- Task
All the data should come back exactly as it was given.

- Task input

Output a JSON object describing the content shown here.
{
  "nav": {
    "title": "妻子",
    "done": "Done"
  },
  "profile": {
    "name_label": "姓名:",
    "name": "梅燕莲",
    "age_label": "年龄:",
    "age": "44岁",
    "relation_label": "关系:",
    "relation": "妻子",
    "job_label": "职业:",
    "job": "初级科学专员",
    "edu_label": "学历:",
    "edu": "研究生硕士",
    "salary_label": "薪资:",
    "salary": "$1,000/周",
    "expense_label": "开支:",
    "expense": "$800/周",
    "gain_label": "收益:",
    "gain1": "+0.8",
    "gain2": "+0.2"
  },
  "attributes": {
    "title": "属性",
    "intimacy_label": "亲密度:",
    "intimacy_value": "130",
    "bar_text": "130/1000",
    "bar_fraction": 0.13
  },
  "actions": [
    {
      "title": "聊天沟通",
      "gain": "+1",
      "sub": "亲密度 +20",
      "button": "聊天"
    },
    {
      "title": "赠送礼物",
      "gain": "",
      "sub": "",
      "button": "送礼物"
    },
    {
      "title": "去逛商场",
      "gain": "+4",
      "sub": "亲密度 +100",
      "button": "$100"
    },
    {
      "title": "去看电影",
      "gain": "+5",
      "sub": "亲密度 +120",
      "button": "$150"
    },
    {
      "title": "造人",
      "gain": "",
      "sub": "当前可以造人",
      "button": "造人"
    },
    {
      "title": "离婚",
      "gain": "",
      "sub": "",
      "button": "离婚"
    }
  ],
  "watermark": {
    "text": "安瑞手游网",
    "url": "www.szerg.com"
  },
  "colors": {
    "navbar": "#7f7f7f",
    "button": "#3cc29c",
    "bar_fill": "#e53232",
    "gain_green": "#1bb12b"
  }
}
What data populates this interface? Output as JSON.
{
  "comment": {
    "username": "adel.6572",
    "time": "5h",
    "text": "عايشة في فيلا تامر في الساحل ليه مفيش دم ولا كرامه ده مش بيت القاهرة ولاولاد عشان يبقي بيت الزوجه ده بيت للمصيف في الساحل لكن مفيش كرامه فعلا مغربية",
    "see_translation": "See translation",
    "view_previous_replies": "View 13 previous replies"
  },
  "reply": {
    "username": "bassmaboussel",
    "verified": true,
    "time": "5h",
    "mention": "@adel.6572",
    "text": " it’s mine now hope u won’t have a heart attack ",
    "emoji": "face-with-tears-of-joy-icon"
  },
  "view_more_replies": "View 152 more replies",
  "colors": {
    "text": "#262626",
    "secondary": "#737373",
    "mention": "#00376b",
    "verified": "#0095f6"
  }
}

- Written response
Output a JSON object describing the content shown here.
{
  "nav": {
    "title": "妻子",
    "done": "Done"
  },
  "profile": {
    "name_label": "姓名:",
    "name": "梅燕莲",
    "age_label": "年龄:",
    "age": "44岁",
    "relation_label": "关系:",
    "relation": "妻子",
    "job_label": "职业:",
    "job": "初级科学专员",
    "edu_label": "学历:",
    "edu": "研究生硕士",
    "salary_label": "薪资:",
    "salary": "$1,000/周",
    "expense_label": "开支:",
    "expense": "$800/周",
    "gain_label": "收益:",
    "gain1": "+0.8",
    "gain2": "+0.2"
  },
  "attributes": {
    "title": "属性",
    "intimacy_label": "亲密度:",
    "intimacy_value": "130",
    "bar_text": "130/1000",
    "bar_fraction": 0.13
  },
  "actions": [
    {
      "title": "聊天沟通",
      "gain": "+1",
      "sub": "亲密度 +20",
      "button": "聊天"
    },
    {
      "title": "赠送礼物",
      "gain": "",
      "sub": "",
      "button": "送礼物"
    },
    {
      "title": "去逛商场",
      "gain": "+4",
      "sub": "亲密度 +100",
      "button": "$100"
    },
    {
      "title": "去看电影",
      "gain": "+5",
      "sub": "亲密度 +120",
      "button": "$150"
    },
    {
      "title": "造人",
      "gain": "",
      "sub": "当前可以造人",
      "button": "造人"
    },
    {
      "title": "离婚",
      "gain": "",
      "sub": "",
      "button": "离婚"
    }
  ],
  "watermark": {
    "text": "安瑞手游网",
    "url": "www.szerg.com"
  },
  "colors": {
    "navbar": "#7f7f7f",
    "button": "#3cc29c",
    "bar_fill": "#e53232",
    "gain_green": "#1bb12b"
  }
}
What data populates this interface? Output as JSON.
{
  "comment": {
    "username": "adel.6572",
    "time": "5h",
    "text": "عايشة في فيلا تامر في الساحل ليه مفيش دم ولا كرامه ده مش بيت القاهرة ولاولاد عشان يبقي بيت الزوجه ده بيت للمصيف في الساحل لكن مفيش كرامه فعلا مغربية",
    "see_translation": "See translation",
    "view_previous_replies": "View 13 previous replies"
  },
  "reply": {
    "username": "bassmaboussel",
    "verified": true,
    "time": "5h",
    "mention": "@adel.6572",
    "text": " it’s mine now hope u won’t have a heart attack ",
    "emoji": "face-with-tears-of-joy-icon"
  },
  "view_more_replies": "View 152 more replies",
  "colors": {
    "text": "#262626",
    "secondary": "#737373",
    "mention": "#00376b",
    "verified": "#0095f6"
  }
}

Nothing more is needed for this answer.